-- START Entries supplied --

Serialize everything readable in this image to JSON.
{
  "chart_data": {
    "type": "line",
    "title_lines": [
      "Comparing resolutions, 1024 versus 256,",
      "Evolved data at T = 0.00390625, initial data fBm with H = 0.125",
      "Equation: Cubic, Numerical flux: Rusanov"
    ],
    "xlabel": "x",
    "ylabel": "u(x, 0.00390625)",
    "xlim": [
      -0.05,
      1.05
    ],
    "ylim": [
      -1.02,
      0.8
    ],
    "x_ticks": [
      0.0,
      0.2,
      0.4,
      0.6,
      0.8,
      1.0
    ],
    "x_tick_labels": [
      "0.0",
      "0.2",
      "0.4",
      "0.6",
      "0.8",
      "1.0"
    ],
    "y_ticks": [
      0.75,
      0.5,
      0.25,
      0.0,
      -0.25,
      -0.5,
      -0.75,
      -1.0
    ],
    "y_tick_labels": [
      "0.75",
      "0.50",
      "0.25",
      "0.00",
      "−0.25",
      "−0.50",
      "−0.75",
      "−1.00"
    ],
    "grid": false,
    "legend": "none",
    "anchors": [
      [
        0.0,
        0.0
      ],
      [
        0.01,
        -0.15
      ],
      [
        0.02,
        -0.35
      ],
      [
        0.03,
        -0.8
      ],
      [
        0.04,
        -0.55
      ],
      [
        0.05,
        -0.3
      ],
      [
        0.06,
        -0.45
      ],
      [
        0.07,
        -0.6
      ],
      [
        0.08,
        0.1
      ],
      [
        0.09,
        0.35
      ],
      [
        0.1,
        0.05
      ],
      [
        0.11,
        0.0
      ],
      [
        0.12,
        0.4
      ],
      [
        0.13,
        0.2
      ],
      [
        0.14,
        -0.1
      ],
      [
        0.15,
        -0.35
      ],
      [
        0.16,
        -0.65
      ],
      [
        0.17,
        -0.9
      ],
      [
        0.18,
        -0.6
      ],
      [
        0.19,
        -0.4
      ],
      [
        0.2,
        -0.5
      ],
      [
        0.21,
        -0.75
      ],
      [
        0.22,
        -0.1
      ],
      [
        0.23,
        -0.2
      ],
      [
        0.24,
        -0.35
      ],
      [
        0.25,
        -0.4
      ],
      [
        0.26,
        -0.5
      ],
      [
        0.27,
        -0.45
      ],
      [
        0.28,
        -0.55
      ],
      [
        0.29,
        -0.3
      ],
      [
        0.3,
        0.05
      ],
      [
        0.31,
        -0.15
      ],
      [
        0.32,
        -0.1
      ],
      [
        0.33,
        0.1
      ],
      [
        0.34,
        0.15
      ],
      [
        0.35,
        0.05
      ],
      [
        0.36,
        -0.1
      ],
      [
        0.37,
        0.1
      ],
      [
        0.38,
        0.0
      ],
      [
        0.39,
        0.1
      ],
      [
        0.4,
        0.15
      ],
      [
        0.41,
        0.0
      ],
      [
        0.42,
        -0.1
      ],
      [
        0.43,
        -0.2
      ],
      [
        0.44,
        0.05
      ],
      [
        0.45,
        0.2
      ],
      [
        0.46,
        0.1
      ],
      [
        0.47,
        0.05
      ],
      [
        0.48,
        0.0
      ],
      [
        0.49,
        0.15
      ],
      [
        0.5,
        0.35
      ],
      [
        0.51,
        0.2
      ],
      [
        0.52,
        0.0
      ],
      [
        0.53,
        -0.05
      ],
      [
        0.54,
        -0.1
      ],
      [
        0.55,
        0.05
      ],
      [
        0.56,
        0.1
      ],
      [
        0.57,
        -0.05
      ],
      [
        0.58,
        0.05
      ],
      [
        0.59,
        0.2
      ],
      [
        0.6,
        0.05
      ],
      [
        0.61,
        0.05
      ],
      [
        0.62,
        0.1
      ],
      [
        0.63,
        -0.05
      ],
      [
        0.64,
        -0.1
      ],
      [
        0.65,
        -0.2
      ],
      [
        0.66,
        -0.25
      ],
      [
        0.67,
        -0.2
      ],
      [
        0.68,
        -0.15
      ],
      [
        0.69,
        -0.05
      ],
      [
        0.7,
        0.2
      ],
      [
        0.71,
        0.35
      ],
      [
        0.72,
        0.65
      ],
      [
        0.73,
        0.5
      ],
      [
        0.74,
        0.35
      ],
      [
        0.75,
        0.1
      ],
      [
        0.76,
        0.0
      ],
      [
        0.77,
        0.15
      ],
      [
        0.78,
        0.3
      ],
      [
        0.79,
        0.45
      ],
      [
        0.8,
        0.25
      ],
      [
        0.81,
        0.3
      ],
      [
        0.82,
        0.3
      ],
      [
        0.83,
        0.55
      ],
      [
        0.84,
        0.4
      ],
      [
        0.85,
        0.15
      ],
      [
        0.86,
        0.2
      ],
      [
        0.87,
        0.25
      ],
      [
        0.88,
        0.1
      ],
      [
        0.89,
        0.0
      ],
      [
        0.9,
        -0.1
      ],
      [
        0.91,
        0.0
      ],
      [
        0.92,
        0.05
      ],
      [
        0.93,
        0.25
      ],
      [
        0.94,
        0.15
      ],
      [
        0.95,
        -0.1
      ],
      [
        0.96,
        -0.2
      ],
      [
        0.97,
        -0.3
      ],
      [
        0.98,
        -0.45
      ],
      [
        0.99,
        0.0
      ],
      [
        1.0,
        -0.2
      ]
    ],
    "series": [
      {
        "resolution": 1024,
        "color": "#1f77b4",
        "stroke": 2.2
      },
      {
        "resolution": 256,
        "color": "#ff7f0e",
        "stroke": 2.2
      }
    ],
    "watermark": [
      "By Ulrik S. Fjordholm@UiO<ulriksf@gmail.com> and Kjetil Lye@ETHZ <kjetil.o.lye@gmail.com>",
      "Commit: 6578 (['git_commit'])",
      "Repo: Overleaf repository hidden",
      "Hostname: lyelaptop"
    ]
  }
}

-- END Entries supplied --

> [Exercise]: Exactly as written, please output every entry.

> [Solution to the exercise]:
Serialize everything readable in this image to JSON.
{
  "chart_data": {
    "type": "line",
    "title_lines": [
      "Comparing resolutions, 1024 versus 256,",
      "Evolved data at T = 0.00390625, initial data fBm with H = 0.125",
      "Equation: Cubic, Numerical flux: Rusanov"
    ],
    "xlabel": "x",
    "ylabel": "u(x, 0.00390625)",
    "xlim": [
      -0.05,
      1.05
    ],
    "ylim": [
      -1.02,
      0.8
    ],
    "x_ticks": [
      0.0,
      0.2,
      0.4,
      0.6,
      0.8,
      1.0
    ],
    "x_tick_labels": [
      "0.0",
      "0.2",
      "0.4",
      "0.6",
      "0.8",
      "1.0"
    ],
    "y_ticks": [
      0.75,
      0.5,
      0.25,
      0.0,
      -0.25,
      -0.5,
      -0.75,
      -1.0
    ],
    "y_tick_labels": [
      "0.75",
      "0.50",
      "0.25",
      "0.00",
      "−0.25",
      "−0.50",
      "−0.75",
      "−1.00"
    ],
    "grid": false,
    "legend": "none",
    "anchors": [
      [
        0.0,
        0.0
      ],
      [
        0.01,
        -0.15
      ],
      [
        0.02,
        -0.35
      ],
      [
        0.03,
        -0.8
      ],
      [
        0.04,
        -0.55
      ],
      [
        0.05,
        -0.3
      ],
      [
        0.06,
        -0.45
      ],
      [
        0.07,
        -0.6
      ],
      [
        0.08,
        0.1
      ],
      [
        0.09,
        0.35
      ],
      [
        0.1,
        0.05
      ],
      [
        0.11,
        0.0
      ],
      [
        0.12,
        0.4
      ],
      [
        0.13,
        0.2
      ],
      [
        0.14,
        -0.1
      ],
      [
        0.15,
        -0.35
      ],
      [
        0.16,
        -0.65
      ],
      [
        0.17,
        -0.9
      ],
      [
        0.18,
        -0.6
      ],
      [
        0.19,
        -0.4
      ],
      [
        0.2,
        -0.5
      ],
      [
        0.21,
        -0.75
      ],
      [
        0.22,
        -0.1
      ],
      [
        0.23,
        -0.2
      ],
      [
        0.24,
        -0.35
      ],
      [
        0.25,
        -0.4
      ],
      [
        0.26,
        -0.5
      ],
      [
        0.27,
        -0.45
      ],
      [
        0.28,
        -0.55
      ],
      [
        0.29,
        -0.3
      ],
      [
        0.3,
        0.05
      ],
      [
        0.31,
        -0.15
      ],
      [
        0.32,
        -0.1
      ],
      [
        0.33,
        0.1
      ],
      [
        0.34,
        0.15
      ],
      [
        0.35,
        0.05
      ],
      [
        0.36,
        -0.1
      ],
      [
        0.37,
        0.1
      ],
      [
        0.38,
        0.0
      ],
      [
        0.39,
        0.1
      ],
      [
        0.4,
        0.15
      ],
      [
        0.41,
        0.0
      ],
      [
        0.42,
        -0.1
      ],
      [
        0.43,
        -0.2
      ],
      [
        0.44,
        0.05
      ],
      [
        0.45,
        0.2
      ],
      [
        0.46,
        0.1
      ],
      [
        0.47,
        0.05
      ],
      [
        0.48,
        0.0
      ],
      [
        0.49,
        0.15
      ],
      [
        0.5,
        0.35
      ],
      [
        0.51,
        0.2
      ],
      [
        0.52,
        0.0
      ],
      [
        0.53,
        -0.05
      ],
      [
        0.54,
        -0.1
      ],
      [
        0.55,
        0.05
      ],
      [
        0.56,
        0.1
      ],
      [
        0.57,
        -0.05
      ],
      [
        0.58,
        0.05
      ],
      [
        0.59,
        0.2
      ],
      [
        0.6,
        0.05
      ],
      [
        0.61,
        0.05
      ],
      [
        0.62,
        0.1
      ],
      [
        0.63,
        -0.05
      ],
      [
        0.64,
        -0.1
      ],
      [
        0.65,
        -0.2
      ],
      [
        0.66,
        -0.25
      ],
      [
        0.67,
        -0.2
      ],
      [
        0.68,
        -0.15
      ],
      [
        0.69,
        -0.05
      ],
      [
        0.7,
        0.2
      ],
      [
        0.71,
        0.35
      ],
      [
        0.72,
        0.65
      ],
      [
        0.73,
        0.5
      ],
      [
        0.74,
        0.35
      ],
      [
        0.75,
        0.1
      ],
      [
        0.76,
        0.0
      ],
      [
        0.77,
        0.15
      ],
      [
        0.78,
        0.3
      ],
      [
        0.79,
        0.45
      ],
      [
        0.8,
        0.25
      ],
      [
        0.81,
        0.3
      ],
      [
        0.82,
        0.3
      ],
      [
        0.83,
        0.55
      ],
      [
        0.84,
        0.4
      ],
      [
        0.85,
        0.15
      ],
      [
        0.86,
        0.2
      ],
      [
        0.87,
        0.25
      ],
      [
        0.88,
        0.1
      ],
      [
        0.89,
        0.0
      ],
      [
        0.9,
        -0.1
      ],
      [
        0.91,
        0.0
      ],
      [
        0.92,
        0.05
      ],
      [
        0.93,
        0.25
      ],
      [
        0.94,
        0.15
      ],
      [
        0.95,
        -0.1
      ],
      [
        0.96,
        -0.2
      ],
      [
        0.97,
        -0.3
      ],
      [
        0.98,
        -0.45
      ],
      [
        0.99,
        0.0
      ],
      [
        1.0,
        -0.2
      ]
    ],
    "series": [
      {
        "resolution": 1024,
        "color": "#1f77b4",
        "stroke": 2.2
      },
      {
        "resolution": 256,
        "color": "#ff7f0e",
        "stroke": 2.2
      }
    ],
    "watermark": [
      "By Ulrik S. Fjordholm@UiO<ulriksf@gmail.com> and Kjetil Lye@ETHZ <kjetil.o.lye@gmail.com>",
      "Commit: 6578 (['git_commit'])",
      "Repo: Overleaf repository hidden",
      "Hostname: lyelaptop"
    ]
  }
}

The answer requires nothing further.